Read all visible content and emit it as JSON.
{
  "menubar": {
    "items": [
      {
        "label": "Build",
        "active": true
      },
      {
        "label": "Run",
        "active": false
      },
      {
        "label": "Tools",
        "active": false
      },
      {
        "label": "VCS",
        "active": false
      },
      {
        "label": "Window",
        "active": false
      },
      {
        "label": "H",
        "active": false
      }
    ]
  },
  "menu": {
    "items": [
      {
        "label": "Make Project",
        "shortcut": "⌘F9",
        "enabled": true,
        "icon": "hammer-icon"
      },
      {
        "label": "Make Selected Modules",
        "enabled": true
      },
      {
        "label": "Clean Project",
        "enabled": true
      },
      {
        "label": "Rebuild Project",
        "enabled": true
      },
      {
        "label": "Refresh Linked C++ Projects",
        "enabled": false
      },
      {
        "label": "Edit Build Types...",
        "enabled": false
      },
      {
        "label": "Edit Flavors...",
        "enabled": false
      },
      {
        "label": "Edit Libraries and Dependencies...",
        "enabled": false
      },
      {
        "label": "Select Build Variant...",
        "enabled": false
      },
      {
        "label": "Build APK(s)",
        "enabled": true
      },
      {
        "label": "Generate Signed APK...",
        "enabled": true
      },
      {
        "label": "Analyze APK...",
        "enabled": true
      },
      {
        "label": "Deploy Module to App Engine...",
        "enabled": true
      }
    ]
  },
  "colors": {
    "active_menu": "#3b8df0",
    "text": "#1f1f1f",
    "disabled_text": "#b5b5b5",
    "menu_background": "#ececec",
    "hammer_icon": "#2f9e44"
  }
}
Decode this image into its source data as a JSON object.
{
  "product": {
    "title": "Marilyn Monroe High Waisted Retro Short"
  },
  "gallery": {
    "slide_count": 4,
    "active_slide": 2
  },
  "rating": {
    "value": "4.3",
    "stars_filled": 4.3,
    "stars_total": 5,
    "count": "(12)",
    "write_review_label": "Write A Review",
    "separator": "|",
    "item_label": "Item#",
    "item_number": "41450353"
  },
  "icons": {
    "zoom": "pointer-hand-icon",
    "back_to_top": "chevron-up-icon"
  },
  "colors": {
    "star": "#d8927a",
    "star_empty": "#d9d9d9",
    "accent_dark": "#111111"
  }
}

• _Aim_
Output the listing above without altering a single character.

• _Response to this exercise_
Read all visible content and emit it as JSON.
{
  "menubar": {
    "items": [
      {
        "label": "Build",
        "active": true
      },
      {
        "label": "Run",
        "active": false
      },
      {
        "label": "Tools",
        "active": false
      },
      {
        "label": "VCS",
        "active": false
      },
      {
        "label": "Window",
        "active": false
      },
      {
        "label": "H",
        "active": false
      }
    ]
  },
  "menu": {
    "items": [
      {
        "label": "Make Project",
        "shortcut": "⌘F9",
        "enabled": true,
        "icon": "hammer-icon"
      },
      {
        "label": "Make Selected Modules",
        "enabled": true
      },
      {
        "label": "Clean Project",
        "enabled": true
      },
      {
        "label": "Rebuild Project",
        "enabled": true
      },
      {
        "label": "Refresh Linked C++ Projects",
        "enabled": false
      },
      {
        "label": "Edit Build Types...",
        "enabled": false
      },
      {
        "label": "Edit Flavors...",
        "enabled": false
      },
      {
        "label": "Edit Libraries and Dependencies...",
        "enabled": false
      },
      {
        "label": "Select Build Variant...",
        "enabled": false
      },
      {
        "label": "Build APK(s)",
        "enabled": true
      },
      {
        "label": "Generate Signed APK...",
        "enabled": true
      },
      {
        "label": "Analyze APK...",
        "enabled": true
      },
      {
        "label": "Deploy Module to App Engine...",
        "enabled": true
      }
    ]
  },
  "colors": {
    "active_menu": "#3b8df0",
    "text": "#1f1f1f",
    "disabled_text": "#b5b5b5",
    "menu_background": "#ececec",
    "hammer_icon": "#2f9e44"
  }
}
Decode this image into its source data as a JSON object.
{
  "product": {
    "title": "Marilyn Monroe High Waisted Retro Short"
  },
  "gallery": {
    "slide_count": 4,
    "active_slide": 2
  },
  "rating": {
    "value": "4.3",
    "stars_filled": 4.3,
    "stars_total": 5,
    "count": "(12)",
    "write_review_label": "Write A Review",
    "separator": "|",
    "item_label": "Item#",
    "item_number": "41450353"
  },
  "icons": {
    "zoom": "pointer-hand-icon",
    "back_to_top": "chevron-up-icon"
  },
  "colors": {
    "star": "#d8927a",
    "star_empty": "#d9d9d9",
    "accent_dark": "#111111"
  }
}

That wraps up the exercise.